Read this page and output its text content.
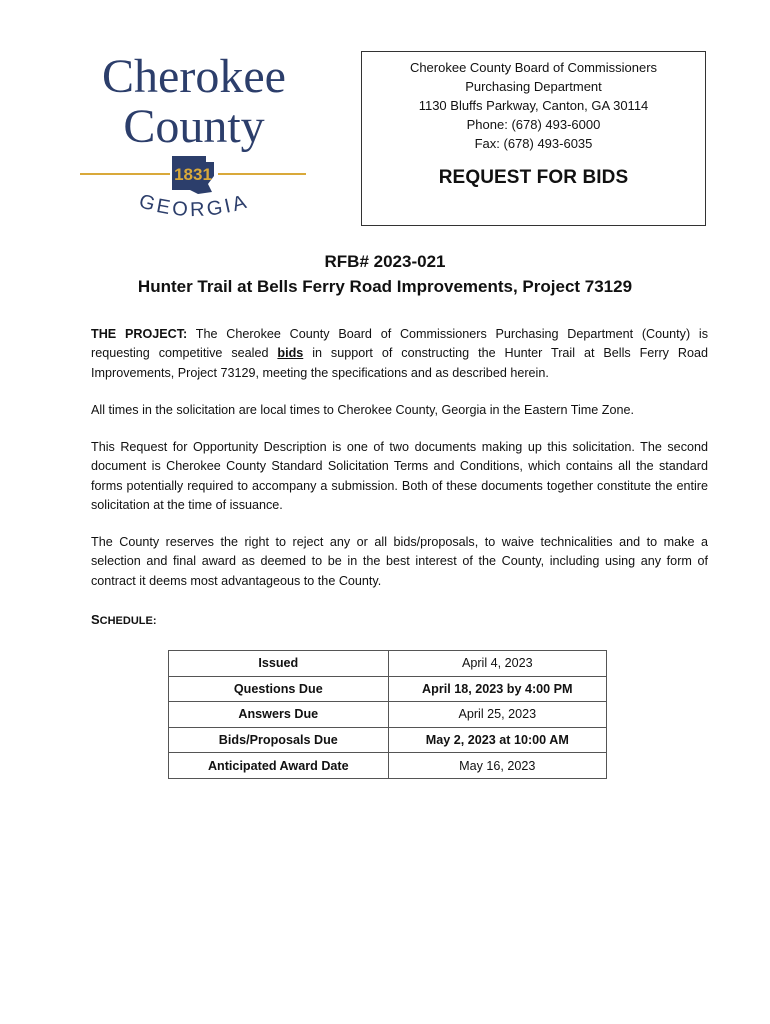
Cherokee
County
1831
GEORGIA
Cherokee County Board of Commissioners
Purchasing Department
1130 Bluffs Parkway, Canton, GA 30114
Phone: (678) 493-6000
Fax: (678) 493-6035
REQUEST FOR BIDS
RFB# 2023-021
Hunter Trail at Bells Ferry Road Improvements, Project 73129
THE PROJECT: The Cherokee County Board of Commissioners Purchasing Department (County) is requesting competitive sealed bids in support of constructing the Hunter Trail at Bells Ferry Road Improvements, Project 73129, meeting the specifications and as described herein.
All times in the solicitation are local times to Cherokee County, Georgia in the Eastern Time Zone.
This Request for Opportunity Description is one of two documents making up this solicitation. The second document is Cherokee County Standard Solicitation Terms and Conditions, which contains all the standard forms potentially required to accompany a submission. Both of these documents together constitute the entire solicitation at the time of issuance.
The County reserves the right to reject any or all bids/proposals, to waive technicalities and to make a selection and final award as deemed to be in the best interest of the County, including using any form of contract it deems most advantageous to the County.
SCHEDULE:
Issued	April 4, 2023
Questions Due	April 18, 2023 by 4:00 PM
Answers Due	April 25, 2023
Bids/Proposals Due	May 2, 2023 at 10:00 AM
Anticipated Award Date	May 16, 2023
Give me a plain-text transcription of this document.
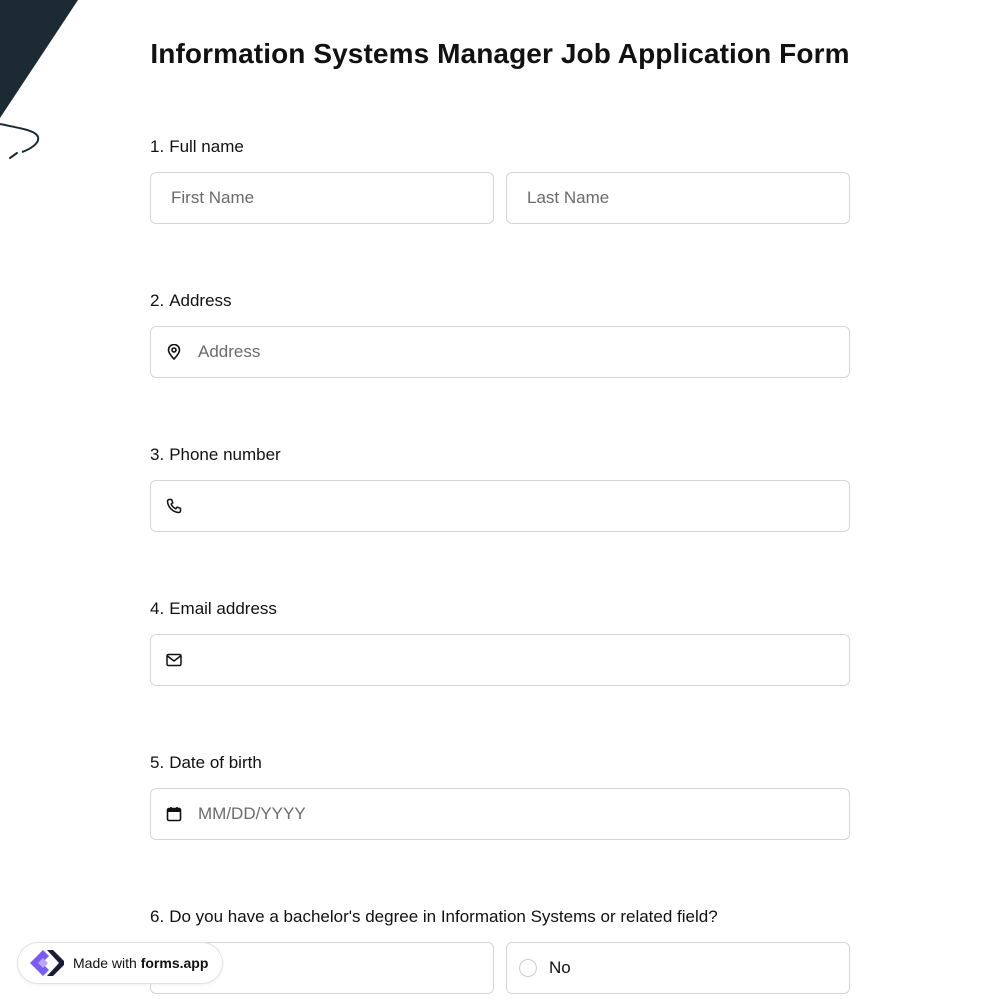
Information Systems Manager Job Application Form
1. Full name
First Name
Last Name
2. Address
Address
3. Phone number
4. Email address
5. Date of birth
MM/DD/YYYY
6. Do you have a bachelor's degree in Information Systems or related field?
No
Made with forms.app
○ ○ ○
INSTRUCTION> Print all of the entries word for word. Skip any images they contain.

SOLVED PROBLEM>
Read this page and output its text content.
Cherokee
County
1831
GEORGIA
Cherokee County Board of Commissioners
Purchasing Department
1130 Bluffs Parkway, Canton, GA 30114
Phone: (678) 493-6000
Fax: (678) 493-6035
REQUEST FOR BIDS
RFB# 2023-021
Hunter Trail at Bells Ferry Road Improvements, Project 73129
THE PROJECT: The Cherokee County Board of Commissioners Purchasing Department (County) is requesting competitive sealed bids in support of constructing the Hunter Trail at Bells Ferry Road Improvements, Project 73129, meeting the specifications and as described herein.
All times in the solicitation are local times to Cherokee County, Georgia in the Eastern Time Zone.
This Request for Opportunity Description is one of two documents making up this solicitation. The second document is Cherokee County Standard Solicitation Terms and Conditions, which contains all the standard forms potentially required to accompany a submission. Both of these documents together constitute the entire solicitation at the time of issuance.
The County reserves the right to reject any or all bids/proposals, to waive technicalities and to make a selection and final award as deemed to be in the best interest of the County, including using any form of contract it deems most advantageous to the County.
SCHEDULE:
Issued	April 4, 2023
Questions Due	April 18, 2023 by 4:00 PM
Answers Due	April 25, 2023
Bids/Proposals Due	May 2, 2023 at 10:00 AM
Anticipated Award Date	May 16, 2023
Give me a plain-text transcription of this document.
Information Systems Manager Job Application Form
1. Full name
First Name
Last Name
2. Address
Address
3. Phone number
4. Email address
5. Date of birth
MM/DD/YYYY
6. Do you have a bachelor's degree in Information Systems or related field?
No
Made with forms.app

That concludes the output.